According to the excerpted passage on research parks and internships, in what year was the North American Congress on Latin America founded?

EXCERPTED PASSAGE:
--*--

University Research Parks
The University Research Parks administer a variety of programs that focus on economic development issues that are important to Arizona. In addition, the Office of Economic Development is currently working on a number of projects designed to help local, national and international communities tackle tough economic development issues.  

U.S. Department of State Global Internships & Careers
Whatever your background or major, you can discover a world of opportunities as a student intern with the U.S. Department of State. Whether in Washington D.C., or overseas, you'll have one of the most rewarding experiences you can have as a student or recent graduate – working closely with Foreign Service Officers addressing global issues as they help transform societies into stronger democracies and full partners in the international community.  

Opportunities Abroad or Outside Arizona

Inter-American Dialogue
The Inter-American Dialogue offers full and part-time volunteer internships in the fall, spring and summer semesters for students interested in the dynamics of inter-American relations. The Dialogue is a forum for sustained exchange among leaders of the Western Hemisphere and an independent, nonpartisan center for policy analysis on economic and political relations in the Americas.

The North American Congress on Latin America is an independent non-profit organization founded in 1966. NACLA provides policy makers, analysts, academics, organizers, journalists and religious and community groups with information on U.S.-Latin American relations and on a range of political, social and economic issues in the Americas.

--*--

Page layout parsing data
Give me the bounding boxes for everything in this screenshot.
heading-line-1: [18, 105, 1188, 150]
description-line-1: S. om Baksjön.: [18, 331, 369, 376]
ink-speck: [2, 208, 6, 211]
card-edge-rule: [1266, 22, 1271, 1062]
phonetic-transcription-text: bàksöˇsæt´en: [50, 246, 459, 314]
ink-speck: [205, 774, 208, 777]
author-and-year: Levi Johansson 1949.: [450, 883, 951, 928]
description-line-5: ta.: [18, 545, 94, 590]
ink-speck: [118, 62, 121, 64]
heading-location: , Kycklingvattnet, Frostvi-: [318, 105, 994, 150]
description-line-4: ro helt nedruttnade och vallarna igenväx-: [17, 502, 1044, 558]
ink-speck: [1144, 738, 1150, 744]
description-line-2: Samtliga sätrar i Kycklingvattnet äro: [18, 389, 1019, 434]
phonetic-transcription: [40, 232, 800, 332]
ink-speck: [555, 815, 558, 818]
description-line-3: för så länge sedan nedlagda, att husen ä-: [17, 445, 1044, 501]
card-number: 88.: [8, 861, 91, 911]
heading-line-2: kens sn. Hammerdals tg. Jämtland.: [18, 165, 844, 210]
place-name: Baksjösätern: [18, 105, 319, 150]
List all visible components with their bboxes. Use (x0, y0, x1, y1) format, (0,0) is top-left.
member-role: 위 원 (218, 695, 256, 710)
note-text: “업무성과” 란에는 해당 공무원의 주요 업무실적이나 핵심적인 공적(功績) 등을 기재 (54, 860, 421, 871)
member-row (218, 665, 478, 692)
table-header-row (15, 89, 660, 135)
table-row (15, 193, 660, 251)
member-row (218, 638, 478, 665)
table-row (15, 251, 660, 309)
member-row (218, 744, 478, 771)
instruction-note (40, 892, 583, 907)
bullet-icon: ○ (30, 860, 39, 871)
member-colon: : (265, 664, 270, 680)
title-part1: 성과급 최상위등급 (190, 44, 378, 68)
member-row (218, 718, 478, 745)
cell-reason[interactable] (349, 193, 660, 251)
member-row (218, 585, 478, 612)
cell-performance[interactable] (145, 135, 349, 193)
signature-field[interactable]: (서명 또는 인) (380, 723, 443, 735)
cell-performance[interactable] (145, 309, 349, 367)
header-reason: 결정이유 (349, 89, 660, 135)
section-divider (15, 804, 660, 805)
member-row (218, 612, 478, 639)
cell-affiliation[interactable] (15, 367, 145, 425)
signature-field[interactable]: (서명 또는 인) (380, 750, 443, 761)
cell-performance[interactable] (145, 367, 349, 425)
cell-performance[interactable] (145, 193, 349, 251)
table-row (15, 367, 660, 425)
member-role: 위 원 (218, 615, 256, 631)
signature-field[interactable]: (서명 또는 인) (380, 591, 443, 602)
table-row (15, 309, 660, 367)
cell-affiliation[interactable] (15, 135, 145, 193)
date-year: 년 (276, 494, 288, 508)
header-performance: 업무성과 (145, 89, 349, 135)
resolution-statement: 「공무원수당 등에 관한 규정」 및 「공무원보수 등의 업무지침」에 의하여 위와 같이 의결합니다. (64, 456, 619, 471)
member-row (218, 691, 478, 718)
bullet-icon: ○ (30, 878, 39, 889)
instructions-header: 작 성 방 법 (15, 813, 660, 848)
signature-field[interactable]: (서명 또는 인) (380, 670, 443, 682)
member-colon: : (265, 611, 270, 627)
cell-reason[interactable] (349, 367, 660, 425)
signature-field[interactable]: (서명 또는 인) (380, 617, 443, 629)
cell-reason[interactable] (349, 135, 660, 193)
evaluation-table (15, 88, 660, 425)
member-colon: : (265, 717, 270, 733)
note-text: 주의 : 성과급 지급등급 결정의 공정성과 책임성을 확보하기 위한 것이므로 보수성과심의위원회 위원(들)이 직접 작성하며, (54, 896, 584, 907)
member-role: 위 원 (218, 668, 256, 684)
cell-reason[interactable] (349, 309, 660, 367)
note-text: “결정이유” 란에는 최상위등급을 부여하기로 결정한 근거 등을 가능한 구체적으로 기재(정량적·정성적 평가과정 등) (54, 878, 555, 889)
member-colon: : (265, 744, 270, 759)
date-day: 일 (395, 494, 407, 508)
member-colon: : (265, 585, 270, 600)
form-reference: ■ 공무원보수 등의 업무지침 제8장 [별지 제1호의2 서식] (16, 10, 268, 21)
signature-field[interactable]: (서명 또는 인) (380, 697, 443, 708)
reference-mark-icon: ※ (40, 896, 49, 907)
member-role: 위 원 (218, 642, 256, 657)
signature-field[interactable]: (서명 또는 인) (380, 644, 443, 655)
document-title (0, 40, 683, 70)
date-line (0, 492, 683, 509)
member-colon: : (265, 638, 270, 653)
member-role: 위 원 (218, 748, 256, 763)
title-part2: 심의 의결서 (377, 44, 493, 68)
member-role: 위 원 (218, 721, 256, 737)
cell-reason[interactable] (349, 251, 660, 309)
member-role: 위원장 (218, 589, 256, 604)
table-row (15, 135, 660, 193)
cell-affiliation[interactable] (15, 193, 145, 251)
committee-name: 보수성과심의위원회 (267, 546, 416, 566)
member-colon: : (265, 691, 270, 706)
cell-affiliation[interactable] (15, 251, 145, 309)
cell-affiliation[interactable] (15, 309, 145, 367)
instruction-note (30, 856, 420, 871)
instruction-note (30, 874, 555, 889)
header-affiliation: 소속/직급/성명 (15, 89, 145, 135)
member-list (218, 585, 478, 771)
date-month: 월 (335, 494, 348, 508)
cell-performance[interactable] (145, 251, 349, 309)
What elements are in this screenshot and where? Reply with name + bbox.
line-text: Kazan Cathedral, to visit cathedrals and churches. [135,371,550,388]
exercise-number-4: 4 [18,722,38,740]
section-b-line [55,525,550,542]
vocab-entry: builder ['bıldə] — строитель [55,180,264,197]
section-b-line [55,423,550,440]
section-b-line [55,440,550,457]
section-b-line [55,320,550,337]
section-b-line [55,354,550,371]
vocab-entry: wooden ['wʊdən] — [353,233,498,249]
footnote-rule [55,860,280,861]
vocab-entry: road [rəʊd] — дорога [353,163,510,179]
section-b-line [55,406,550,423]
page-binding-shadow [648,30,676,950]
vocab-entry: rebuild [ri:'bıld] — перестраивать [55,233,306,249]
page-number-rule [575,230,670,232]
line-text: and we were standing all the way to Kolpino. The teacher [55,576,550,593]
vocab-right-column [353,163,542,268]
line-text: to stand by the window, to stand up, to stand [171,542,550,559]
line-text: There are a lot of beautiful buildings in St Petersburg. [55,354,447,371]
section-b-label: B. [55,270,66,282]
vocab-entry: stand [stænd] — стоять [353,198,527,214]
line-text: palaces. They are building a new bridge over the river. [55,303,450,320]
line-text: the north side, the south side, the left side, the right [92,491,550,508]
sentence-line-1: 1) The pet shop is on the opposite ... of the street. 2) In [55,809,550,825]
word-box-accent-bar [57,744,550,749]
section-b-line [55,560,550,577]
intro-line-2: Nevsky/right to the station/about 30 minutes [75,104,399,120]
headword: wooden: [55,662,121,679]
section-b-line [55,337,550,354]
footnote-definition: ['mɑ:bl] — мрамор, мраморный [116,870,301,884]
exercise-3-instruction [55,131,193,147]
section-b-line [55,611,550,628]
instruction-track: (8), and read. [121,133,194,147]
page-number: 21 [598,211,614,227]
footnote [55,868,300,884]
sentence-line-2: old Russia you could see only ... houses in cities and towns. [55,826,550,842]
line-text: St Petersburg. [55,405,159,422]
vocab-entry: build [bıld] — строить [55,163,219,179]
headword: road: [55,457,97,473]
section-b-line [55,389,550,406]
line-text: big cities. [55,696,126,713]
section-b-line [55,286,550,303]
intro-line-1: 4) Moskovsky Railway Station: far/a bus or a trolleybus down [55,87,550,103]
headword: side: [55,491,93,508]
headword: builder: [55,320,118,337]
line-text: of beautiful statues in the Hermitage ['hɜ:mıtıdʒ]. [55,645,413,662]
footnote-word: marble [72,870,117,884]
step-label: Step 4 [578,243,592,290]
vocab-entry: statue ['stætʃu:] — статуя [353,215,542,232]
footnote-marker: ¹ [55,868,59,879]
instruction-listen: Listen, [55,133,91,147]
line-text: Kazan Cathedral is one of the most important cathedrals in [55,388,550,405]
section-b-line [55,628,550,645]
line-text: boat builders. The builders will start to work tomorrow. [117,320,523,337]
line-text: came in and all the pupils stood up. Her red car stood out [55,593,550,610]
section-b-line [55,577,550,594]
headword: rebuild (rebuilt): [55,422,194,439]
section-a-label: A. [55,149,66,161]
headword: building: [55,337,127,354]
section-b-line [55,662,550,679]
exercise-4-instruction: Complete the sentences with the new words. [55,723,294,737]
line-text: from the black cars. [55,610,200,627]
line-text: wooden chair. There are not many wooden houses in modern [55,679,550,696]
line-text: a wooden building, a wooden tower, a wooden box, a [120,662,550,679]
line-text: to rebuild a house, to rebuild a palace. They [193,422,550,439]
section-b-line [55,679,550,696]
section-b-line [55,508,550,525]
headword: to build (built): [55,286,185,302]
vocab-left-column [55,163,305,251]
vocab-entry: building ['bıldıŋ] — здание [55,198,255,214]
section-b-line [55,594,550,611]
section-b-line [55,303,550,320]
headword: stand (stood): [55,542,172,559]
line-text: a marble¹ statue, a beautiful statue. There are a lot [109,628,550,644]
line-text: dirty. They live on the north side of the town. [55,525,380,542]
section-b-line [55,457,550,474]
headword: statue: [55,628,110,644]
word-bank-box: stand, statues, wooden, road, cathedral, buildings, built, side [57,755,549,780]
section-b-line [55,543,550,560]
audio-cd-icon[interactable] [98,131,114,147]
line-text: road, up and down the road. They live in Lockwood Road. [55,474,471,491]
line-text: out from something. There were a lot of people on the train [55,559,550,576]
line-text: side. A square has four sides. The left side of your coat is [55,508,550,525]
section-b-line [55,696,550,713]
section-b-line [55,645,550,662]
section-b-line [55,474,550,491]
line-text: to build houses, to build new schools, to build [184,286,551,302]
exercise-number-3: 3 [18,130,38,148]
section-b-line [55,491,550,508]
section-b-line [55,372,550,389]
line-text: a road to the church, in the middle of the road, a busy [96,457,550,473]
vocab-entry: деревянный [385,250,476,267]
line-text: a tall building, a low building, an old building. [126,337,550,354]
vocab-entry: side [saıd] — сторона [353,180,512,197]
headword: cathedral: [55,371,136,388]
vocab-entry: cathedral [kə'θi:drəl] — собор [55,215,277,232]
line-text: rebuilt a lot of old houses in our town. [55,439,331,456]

--*--

SOLVED EXERCISE: 1966